Problem description - Find every line with the word "this". Copy those lines.

Data supplied -
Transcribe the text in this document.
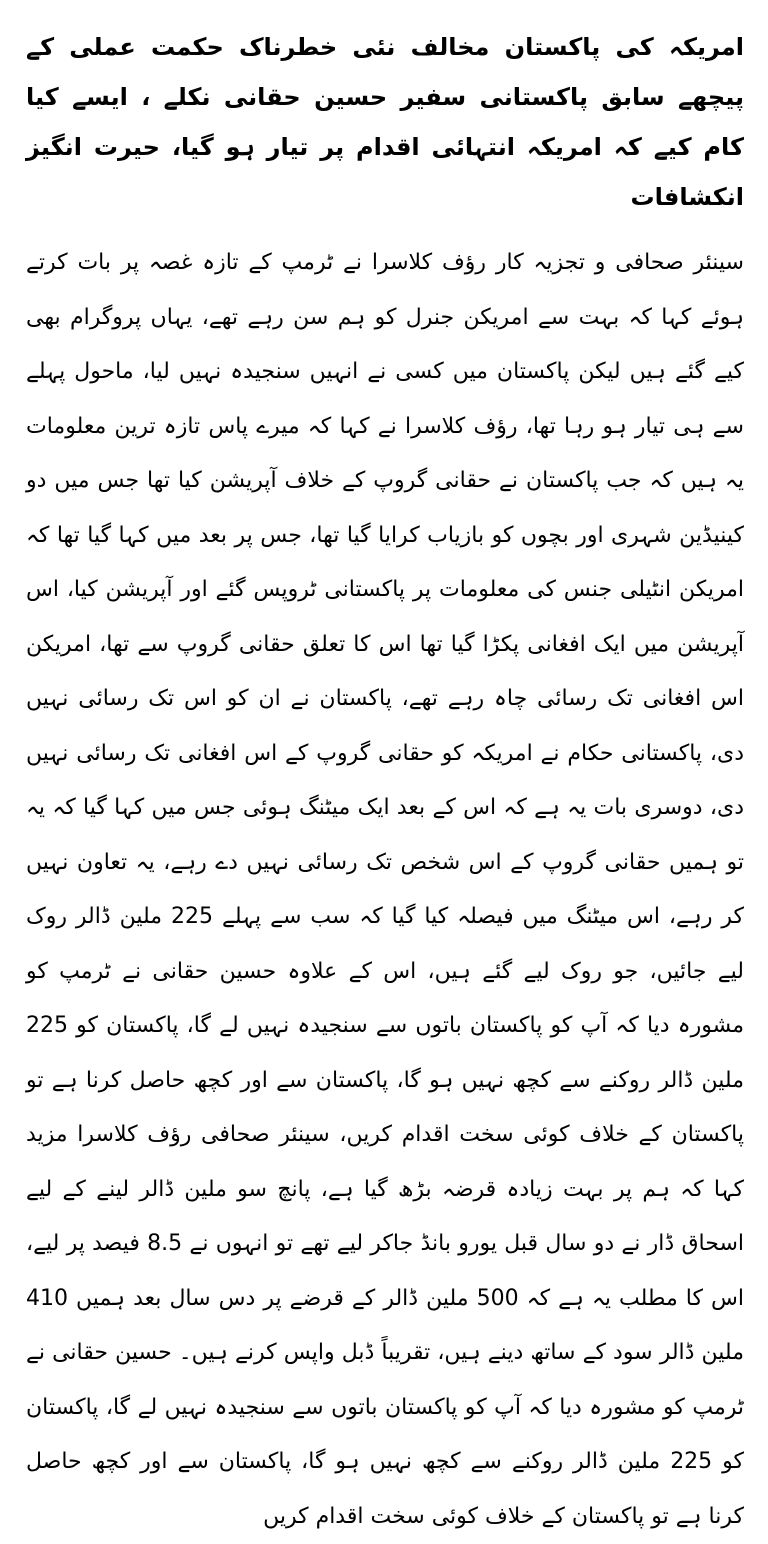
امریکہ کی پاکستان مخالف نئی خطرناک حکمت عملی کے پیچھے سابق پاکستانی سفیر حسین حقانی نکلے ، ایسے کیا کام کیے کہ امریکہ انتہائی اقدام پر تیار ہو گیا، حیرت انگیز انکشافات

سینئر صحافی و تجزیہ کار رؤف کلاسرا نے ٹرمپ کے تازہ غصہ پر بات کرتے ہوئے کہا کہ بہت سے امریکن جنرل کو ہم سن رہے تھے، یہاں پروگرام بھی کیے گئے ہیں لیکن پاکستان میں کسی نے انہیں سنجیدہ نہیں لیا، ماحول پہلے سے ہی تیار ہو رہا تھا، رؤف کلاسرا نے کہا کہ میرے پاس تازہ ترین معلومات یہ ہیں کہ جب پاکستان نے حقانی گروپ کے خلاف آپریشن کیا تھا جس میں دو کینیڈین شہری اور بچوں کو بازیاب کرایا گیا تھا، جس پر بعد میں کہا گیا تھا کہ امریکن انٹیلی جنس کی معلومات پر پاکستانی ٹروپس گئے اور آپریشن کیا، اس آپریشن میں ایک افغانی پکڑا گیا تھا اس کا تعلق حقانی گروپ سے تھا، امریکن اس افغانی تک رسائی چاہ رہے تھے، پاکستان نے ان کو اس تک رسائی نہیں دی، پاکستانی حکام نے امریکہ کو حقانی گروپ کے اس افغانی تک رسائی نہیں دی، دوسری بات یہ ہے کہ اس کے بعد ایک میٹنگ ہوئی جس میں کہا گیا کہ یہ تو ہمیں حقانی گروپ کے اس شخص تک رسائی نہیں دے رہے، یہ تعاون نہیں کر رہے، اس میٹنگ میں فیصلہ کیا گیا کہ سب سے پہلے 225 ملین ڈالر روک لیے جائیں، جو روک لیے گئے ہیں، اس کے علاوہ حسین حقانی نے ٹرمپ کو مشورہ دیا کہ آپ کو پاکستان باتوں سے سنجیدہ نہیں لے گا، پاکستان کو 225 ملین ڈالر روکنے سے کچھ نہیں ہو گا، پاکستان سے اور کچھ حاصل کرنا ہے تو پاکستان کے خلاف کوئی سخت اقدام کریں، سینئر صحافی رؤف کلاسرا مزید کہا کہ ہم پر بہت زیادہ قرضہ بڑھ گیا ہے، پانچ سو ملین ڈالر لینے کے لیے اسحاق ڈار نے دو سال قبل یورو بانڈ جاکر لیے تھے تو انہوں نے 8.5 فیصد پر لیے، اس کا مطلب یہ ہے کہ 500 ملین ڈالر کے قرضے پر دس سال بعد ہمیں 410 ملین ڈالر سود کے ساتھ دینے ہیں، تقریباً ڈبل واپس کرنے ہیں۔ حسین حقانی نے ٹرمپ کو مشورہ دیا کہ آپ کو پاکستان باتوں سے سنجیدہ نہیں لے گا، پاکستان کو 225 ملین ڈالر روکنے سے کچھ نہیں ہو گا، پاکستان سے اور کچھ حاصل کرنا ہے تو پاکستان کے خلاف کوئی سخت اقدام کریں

* * *

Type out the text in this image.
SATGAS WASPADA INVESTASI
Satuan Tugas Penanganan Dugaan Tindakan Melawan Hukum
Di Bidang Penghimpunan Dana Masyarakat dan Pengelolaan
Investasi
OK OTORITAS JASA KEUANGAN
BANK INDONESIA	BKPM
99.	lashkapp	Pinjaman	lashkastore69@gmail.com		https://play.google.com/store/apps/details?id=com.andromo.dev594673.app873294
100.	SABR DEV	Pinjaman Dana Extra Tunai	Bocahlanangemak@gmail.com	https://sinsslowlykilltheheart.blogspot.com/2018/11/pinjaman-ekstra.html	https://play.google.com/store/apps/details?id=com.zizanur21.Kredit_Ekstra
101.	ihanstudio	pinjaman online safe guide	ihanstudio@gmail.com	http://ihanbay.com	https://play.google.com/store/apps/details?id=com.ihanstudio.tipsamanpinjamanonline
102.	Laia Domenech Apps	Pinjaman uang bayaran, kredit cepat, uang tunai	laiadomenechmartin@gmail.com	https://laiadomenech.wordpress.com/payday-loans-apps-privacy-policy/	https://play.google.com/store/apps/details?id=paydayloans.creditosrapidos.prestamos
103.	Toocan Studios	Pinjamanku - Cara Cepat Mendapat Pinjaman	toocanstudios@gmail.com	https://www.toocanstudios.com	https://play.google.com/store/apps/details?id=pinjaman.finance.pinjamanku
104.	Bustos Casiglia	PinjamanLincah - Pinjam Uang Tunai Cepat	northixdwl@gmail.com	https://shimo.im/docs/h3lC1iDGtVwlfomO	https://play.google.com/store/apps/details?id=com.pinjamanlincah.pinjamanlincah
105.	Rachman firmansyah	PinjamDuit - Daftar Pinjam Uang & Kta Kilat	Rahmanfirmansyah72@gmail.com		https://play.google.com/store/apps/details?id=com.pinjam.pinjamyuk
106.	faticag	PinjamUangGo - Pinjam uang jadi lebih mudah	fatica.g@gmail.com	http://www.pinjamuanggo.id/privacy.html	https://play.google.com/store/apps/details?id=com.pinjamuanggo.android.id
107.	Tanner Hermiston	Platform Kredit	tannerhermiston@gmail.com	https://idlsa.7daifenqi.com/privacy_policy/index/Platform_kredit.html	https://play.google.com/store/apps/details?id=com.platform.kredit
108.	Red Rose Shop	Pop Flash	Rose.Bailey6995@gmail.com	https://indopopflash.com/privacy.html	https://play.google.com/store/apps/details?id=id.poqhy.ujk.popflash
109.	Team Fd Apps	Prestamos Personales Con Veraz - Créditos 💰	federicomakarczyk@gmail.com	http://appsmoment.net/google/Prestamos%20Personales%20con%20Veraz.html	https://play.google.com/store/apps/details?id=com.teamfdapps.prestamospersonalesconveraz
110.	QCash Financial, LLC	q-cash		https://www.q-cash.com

Written solution -
Transcribe the text in this document.
Type out the text in this image.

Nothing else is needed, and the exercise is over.